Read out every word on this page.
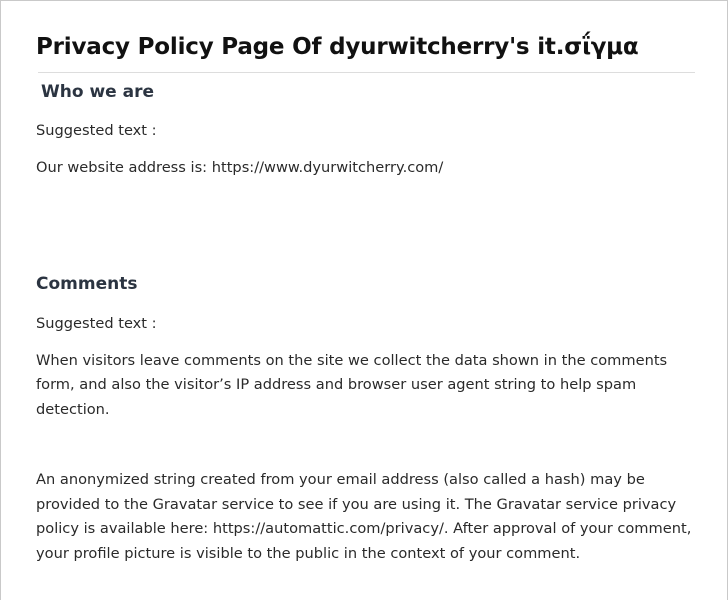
Privacy Policy Page Of dyurwitcherry's it.σΐγμα
Who we are

Suggested text :

Our website address is: https://www.dyurwitcherry.com/

Comments

Suggested text :

When visitors leave comments on the site we collect the data shown in the comments form, and also the visitor’s IP address and browser user agent string to help spam detection.

An anonymized string created from your email address (also called a hash) may be provided to the Gravatar service to see if you are using it. The Gravatar service privacy policy is available here: https://automattic.com/privacy/. After approval of your comment, your profile picture is visible to the public in the context of your comment.
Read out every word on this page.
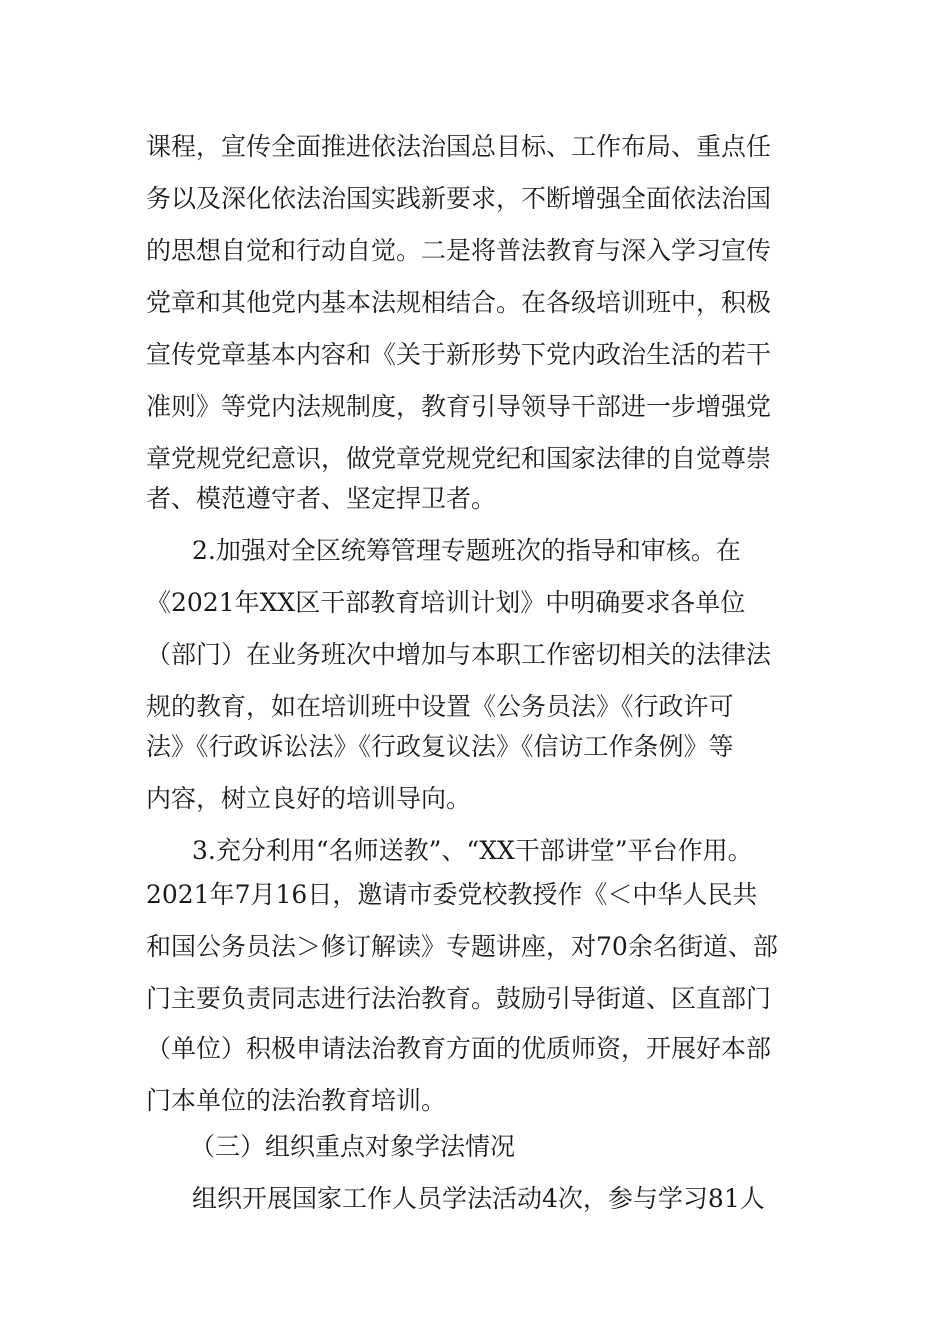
课程，宣传全面推进依法治国总目标、工作布局、重点任
务以及深化依法治国实践新要求，不断增强全面依法治国
的思想自觉和行动自觉。二是将普法教育与深入学习宣传
党章和其他党内基本法规相结合。在各级培训班中，积极
宣传党章基本内容和《关于新形势下党内政治生活的若干
准则》等党内法规制度，教育引导领导干部进一步增强党
章党规党纪意识，做党章党规党纪和国家法律的自觉尊崇
者、模范遵守者、坚定捍卫者。
2.加强对全区统筹管理专题班次的指导和审核。在
《2021年XX区干部教育培训计划》中明确要求各单位
（部门）在业务班次中增加与本职工作密切相关的法律法
规的教育，如在培训班中设置《公务员法》《行政许可
法》《行政诉讼法》《行政复议法》《信访工作条例》等
内容，树立良好的培训导向。
3.充分利用“名师送教”、“XX干部讲堂”平台作用。
2021年7月16日，邀请市委党校教授作《＜中华人民共
和国公务员法＞修订解读》专题讲座，对70余名街道、部
门主要负责同志进行法治教育。鼓励引导街道、区直部门
（单位）积极申请法治教育方面的优质师资，开展好本部
门本单位的法治教育培训。
（三）组织重点对象学法情况
组织开展国家工作人员学法活动4次，参与学习81人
◆ ◆ ◆
State how many lines in the records above contain the word "also", giving only the number.

IN RESPONSE:
2